Stated task: Search the entries below. Return every line that has "аварий" in it.

--*--

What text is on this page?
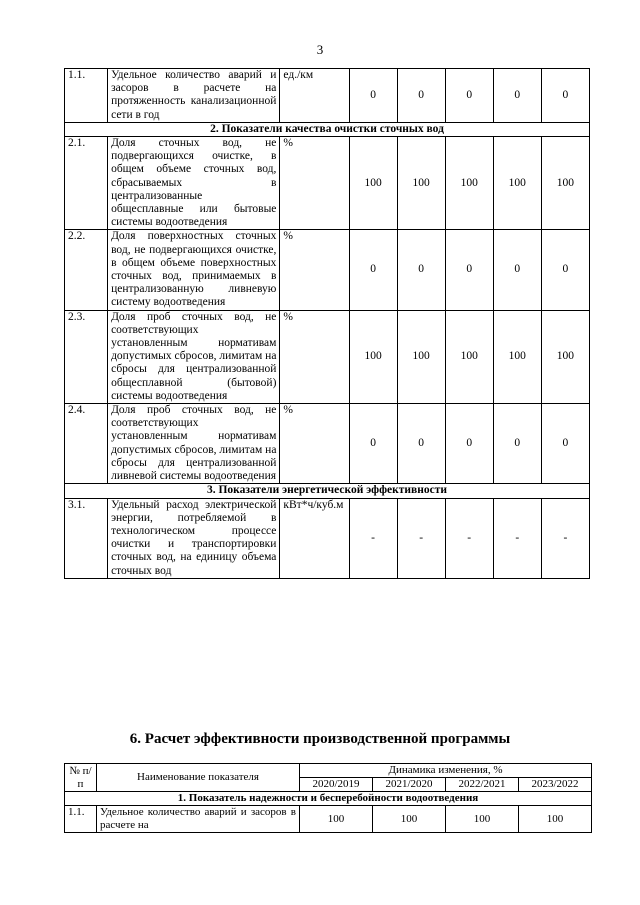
3
1.1.	Удельное количество аварий и засоров в расчете на протяженность канализационной сети в год	ед./км	0	0	0	0	0
2. Показатели качества очистки сточных вод							
2.1.	Доля сточных вод, не подвергающихся очистке, в общем объеме сточных вод, сбрасываемых в централизованные общесплавные или бытовые системы водоотведения	%	100	100	100	100	100
2.2.	Доля поверхностных сточных вод, не подвергающихся очистке, в общем объеме поверхностных сточных вод, принимаемых в централизованную ливневую систему водоотведения	%	0	0	0	0	0
2.3.	Доля проб сточных вод, не соответствующих установленным нормативам допустимых сбросов, лимитам на сбросы для централизованной общесплавной (бытовой) системы водоотведения	%	100	100	100	100	100
2.4.	Доля проб сточных вод, не соответствующих установленным нормативам допустимых сбросов, лимитам на сбросы для централизованной ливневой системы водоотведения	%	0	0	0	0	0
3. Показатели энергетической эффективности							
3.1.	Удельный расход электрической энергии, потребляемой в технологическом процессе очистки и транспортировки сточных вод, на единицу объема сточных вод	кВт*ч/куб.м	-	-	-	-	-
6. Расчет эффективности производственной программы
№ п/п	Наименование показателя	Динамика изменения, %			
		2020/2019	2021/2020	2022/2021	2023/2022
1. Показатель надежности и бесперебойности водоотведения					
1.1.	Удельное количество аварий и засоров в расчете на	100	100	100	100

--*--

Task response:
1.1.	Удельное количество аварий и засоров в расчете на протяженность канализационной сети в год	ед./км	0	0	0	0	0
1.1.	Удельное количество аварий и засоров в расчете на	100	100	100	100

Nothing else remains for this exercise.